**What you will do:** Scan the entries below for the word "this". Copy each line that has it.

..........

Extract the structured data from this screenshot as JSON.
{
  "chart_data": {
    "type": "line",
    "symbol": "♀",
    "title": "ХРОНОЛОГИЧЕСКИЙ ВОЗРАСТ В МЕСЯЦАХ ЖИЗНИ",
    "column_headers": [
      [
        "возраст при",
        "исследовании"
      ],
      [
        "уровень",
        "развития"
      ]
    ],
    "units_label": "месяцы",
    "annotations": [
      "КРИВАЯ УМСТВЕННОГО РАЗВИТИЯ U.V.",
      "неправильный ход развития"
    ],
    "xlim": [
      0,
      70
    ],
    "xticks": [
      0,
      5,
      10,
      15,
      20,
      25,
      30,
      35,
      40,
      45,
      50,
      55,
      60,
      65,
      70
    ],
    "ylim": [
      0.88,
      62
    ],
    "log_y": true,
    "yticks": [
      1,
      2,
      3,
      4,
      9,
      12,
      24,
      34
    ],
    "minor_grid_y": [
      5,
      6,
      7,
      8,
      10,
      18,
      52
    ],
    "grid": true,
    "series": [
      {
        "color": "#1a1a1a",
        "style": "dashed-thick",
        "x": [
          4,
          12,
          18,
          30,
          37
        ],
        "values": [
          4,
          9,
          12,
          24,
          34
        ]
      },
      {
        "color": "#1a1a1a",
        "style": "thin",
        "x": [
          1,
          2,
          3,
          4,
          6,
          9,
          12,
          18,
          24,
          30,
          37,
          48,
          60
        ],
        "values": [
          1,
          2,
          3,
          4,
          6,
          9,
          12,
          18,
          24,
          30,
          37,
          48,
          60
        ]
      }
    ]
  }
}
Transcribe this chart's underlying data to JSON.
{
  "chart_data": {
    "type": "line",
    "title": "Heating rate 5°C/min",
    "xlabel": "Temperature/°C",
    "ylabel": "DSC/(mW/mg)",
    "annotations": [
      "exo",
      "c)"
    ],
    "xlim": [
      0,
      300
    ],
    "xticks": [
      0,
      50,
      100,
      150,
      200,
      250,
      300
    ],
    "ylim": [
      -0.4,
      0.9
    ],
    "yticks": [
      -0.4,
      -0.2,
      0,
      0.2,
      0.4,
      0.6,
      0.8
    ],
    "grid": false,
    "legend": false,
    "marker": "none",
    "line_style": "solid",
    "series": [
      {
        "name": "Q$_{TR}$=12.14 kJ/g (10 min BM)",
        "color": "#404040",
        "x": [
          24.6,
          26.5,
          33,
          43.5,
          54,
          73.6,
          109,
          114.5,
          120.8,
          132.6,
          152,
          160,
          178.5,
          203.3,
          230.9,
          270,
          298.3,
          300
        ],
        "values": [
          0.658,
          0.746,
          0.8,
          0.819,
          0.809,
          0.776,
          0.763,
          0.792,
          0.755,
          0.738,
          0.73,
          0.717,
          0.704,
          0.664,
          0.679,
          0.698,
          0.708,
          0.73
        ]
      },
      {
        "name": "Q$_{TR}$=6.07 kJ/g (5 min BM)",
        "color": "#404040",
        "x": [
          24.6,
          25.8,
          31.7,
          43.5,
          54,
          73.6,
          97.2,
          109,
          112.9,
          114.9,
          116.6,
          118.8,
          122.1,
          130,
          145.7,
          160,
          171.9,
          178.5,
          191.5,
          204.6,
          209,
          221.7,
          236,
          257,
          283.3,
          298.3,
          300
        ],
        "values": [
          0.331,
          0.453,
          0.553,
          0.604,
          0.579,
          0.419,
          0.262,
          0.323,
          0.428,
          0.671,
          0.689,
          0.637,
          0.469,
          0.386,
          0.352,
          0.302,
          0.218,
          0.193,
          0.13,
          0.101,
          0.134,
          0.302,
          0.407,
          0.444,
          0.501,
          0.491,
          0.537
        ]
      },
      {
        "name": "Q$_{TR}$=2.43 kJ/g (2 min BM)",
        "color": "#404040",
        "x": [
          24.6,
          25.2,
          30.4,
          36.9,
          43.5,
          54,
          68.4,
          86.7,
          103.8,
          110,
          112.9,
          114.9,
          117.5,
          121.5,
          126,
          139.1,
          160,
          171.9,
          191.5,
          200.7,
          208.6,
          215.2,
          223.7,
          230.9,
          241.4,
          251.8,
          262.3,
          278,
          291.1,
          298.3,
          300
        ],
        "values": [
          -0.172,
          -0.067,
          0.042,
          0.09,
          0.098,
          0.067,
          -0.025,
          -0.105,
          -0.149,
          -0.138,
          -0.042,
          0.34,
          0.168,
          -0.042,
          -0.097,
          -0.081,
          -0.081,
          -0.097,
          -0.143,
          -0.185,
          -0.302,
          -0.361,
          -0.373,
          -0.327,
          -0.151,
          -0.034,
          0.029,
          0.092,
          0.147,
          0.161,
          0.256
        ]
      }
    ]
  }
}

..........

**In response:**
Extract the structured data from this screenshot as JSON.
Transcribe this chart's underlying data to JSON.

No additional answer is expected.